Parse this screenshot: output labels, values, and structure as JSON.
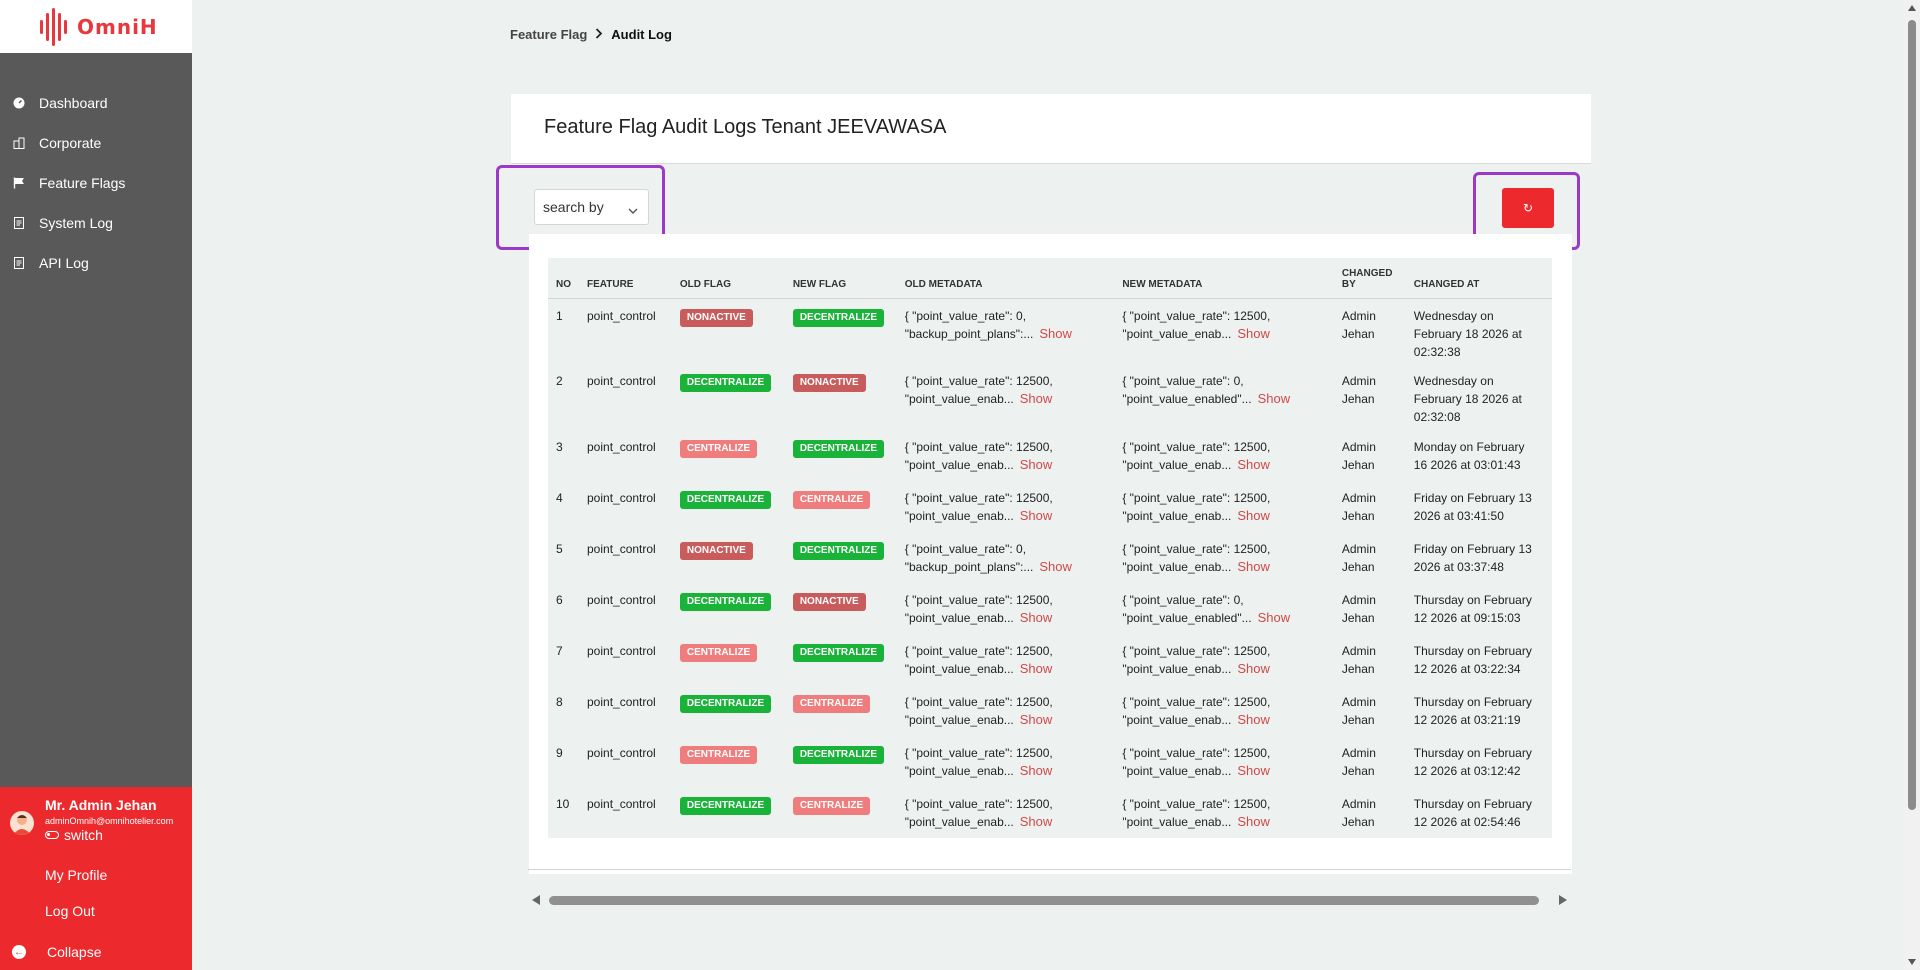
{
  "brand": {
    "name": "OmniH"
  },
  "sidebar": {
    "items": [
      {
        "label": "Dashboard",
        "icon": "dashboard-icon"
      },
      {
        "label": "Corporate",
        "icon": "building-icon"
      },
      {
        "label": "Feature Flags",
        "icon": "flag-icon"
      },
      {
        "label": "System Log",
        "icon": "document-icon"
      },
      {
        "label": "API Log",
        "icon": "document-icon"
      }
    ]
  },
  "user": {
    "name": "Mr. Admin Jehan",
    "email": "adminOmnih@omnihotelier.com",
    "switch_label": "switch",
    "profile_label": "My Profile",
    "logout_label": "Log Out",
    "collapse_label": "Collapse"
  },
  "breadcrumb": {
    "parent": "Feature Flag",
    "current": "Audit Log"
  },
  "page": {
    "title": "Feature Flag Audit Logs Tenant JEEVAWASA"
  },
  "search": {
    "label": "search by"
  },
  "refresh": {
    "icon": "refresh-icon",
    "glyph": "↻"
  },
  "table": {
    "headers": {
      "no": "NO",
      "feature": "FEATURE",
      "old_flag": "OLD FLAG",
      "new_flag": "NEW FLAG",
      "old_metadata": "OLD METADATA",
      "new_metadata": "NEW METADATA",
      "changed_by_1": "CHANGED",
      "changed_by_2": "BY",
      "changed_at": "CHANGED AT"
    },
    "show_label": "Show",
    "rows": [
      {
        "no": "1",
        "feature": "point_control",
        "old_flag": "NONACTIVE",
        "new_flag": "DECENTRALIZE",
        "old_meta_1": "{ \"point_value_rate\": 0,",
        "old_meta_2": "\"backup_point_plans\":...",
        "new_meta_1": "{ \"point_value_rate\": 12500,",
        "new_meta_2": "\"point_value_enab...",
        "by_1": "Admin",
        "by_2": "Jehan",
        "at_1": "Wednesday on",
        "at_2": "February 18 2026 at",
        "at_3": "02:32:38"
      },
      {
        "no": "2",
        "feature": "point_control",
        "old_flag": "DECENTRALIZE",
        "new_flag": "NONACTIVE",
        "old_meta_1": "{ \"point_value_rate\": 12500,",
        "old_meta_2": "\"point_value_enab...",
        "new_meta_1": "{ \"point_value_rate\": 0,",
        "new_meta_2": "\"point_value_enabled\"...",
        "by_1": "Admin",
        "by_2": "Jehan",
        "at_1": "Wednesday on",
        "at_2": "February 18 2026 at",
        "at_3": "02:32:08"
      },
      {
        "no": "3",
        "feature": "point_control",
        "old_flag": "CENTRALIZE",
        "new_flag": "DECENTRALIZE",
        "old_meta_1": "{ \"point_value_rate\": 12500,",
        "old_meta_2": "\"point_value_enab...",
        "new_meta_1": "{ \"point_value_rate\": 12500,",
        "new_meta_2": "\"point_value_enab...",
        "by_1": "Admin",
        "by_2": "Jehan",
        "at_1": "Monday on February",
        "at_2": "16 2026 at 03:01:43",
        "at_3": ""
      },
      {
        "no": "4",
        "feature": "point_control",
        "old_flag": "DECENTRALIZE",
        "new_flag": "CENTRALIZE",
        "old_meta_1": "{ \"point_value_rate\": 12500,",
        "old_meta_2": "\"point_value_enab...",
        "new_meta_1": "{ \"point_value_rate\": 12500,",
        "new_meta_2": "\"point_value_enab...",
        "by_1": "Admin",
        "by_2": "Jehan",
        "at_1": "Friday on February 13",
        "at_2": "2026 at 03:41:50",
        "at_3": ""
      },
      {
        "no": "5",
        "feature": "point_control",
        "old_flag": "NONACTIVE",
        "new_flag": "DECENTRALIZE",
        "old_meta_1": "{ \"point_value_rate\": 0,",
        "old_meta_2": "\"backup_point_plans\":...",
        "new_meta_1": "{ \"point_value_rate\": 12500,",
        "new_meta_2": "\"point_value_enab...",
        "by_1": "Admin",
        "by_2": "Jehan",
        "at_1": "Friday on February 13",
        "at_2": "2026 at 03:37:48",
        "at_3": ""
      },
      {
        "no": "6",
        "feature": "point_control",
        "old_flag": "DECENTRALIZE",
        "new_flag": "NONACTIVE",
        "old_meta_1": "{ \"point_value_rate\": 12500,",
        "old_meta_2": "\"point_value_enab...",
        "new_meta_1": "{ \"point_value_rate\": 0,",
        "new_meta_2": "\"point_value_enabled\"...",
        "by_1": "Admin",
        "by_2": "Jehan",
        "at_1": "Thursday on February",
        "at_2": "12 2026 at 09:15:03",
        "at_3": ""
      },
      {
        "no": "7",
        "feature": "point_control",
        "old_flag": "CENTRALIZE",
        "new_flag": "DECENTRALIZE",
        "old_meta_1": "{ \"point_value_rate\": 12500,",
        "old_meta_2": "\"point_value_enab...",
        "new_meta_1": "{ \"point_value_rate\": 12500,",
        "new_meta_2": "\"point_value_enab...",
        "by_1": "Admin",
        "by_2": "Jehan",
        "at_1": "Thursday on February",
        "at_2": "12 2026 at 03:22:34",
        "at_3": ""
      },
      {
        "no": "8",
        "feature": "point_control",
        "old_flag": "DECENTRALIZE",
        "new_flag": "CENTRALIZE",
        "old_meta_1": "{ \"point_value_rate\": 12500,",
        "old_meta_2": "\"point_value_enab...",
        "new_meta_1": "{ \"point_value_rate\": 12500,",
        "new_meta_2": "\"point_value_enab...",
        "by_1": "Admin",
        "by_2": "Jehan",
        "at_1": "Thursday on February",
        "at_2": "12 2026 at 03:21:19",
        "at_3": ""
      },
      {
        "no": "9",
        "feature": "point_control",
        "old_flag": "CENTRALIZE",
        "new_flag": "DECENTRALIZE",
        "old_meta_1": "{ \"point_value_rate\": 12500,",
        "old_meta_2": "\"point_value_enab...",
        "new_meta_1": "{ \"point_value_rate\": 12500,",
        "new_meta_2": "\"point_value_enab...",
        "by_1": "Admin",
        "by_2": "Jehan",
        "at_1": "Thursday on February",
        "at_2": "12 2026 at 03:12:42",
        "at_3": ""
      },
      {
        "no": "10",
        "feature": "point_control",
        "old_flag": "DECENTRALIZE",
        "new_flag": "CENTRALIZE",
        "old_meta_1": "{ \"point_value_rate\": 12500,",
        "old_meta_2": "\"point_value_enab...",
        "new_meta_1": "{ \"point_value_rate\": 12500,",
        "new_meta_2": "\"point_value_enab...",
        "by_1": "Admin",
        "by_2": "Jehan",
        "at_1": "Thursday on February",
        "at_2": "12 2026 at 02:54:46",
        "at_3": ""
      }
    ]
  },
  "colors": {
    "accent": "#ec2a2e",
    "sidebar": "#595959",
    "highlight": "#9d39c8",
    "nonactive": "#c85c5c",
    "decentralize": "#1ab33a",
    "centralize": "#ef7d7d"
  }
}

• **Set problem**
For this exercise, gather every line of the data that contains the word "icon".

• **Final answer**
        "icon": "dashboard-icon"
        "icon": "building-icon"
        "icon": "flag-icon"
        "icon": "document-icon"
        "icon": "document-icon"
    "icon": "refresh-icon",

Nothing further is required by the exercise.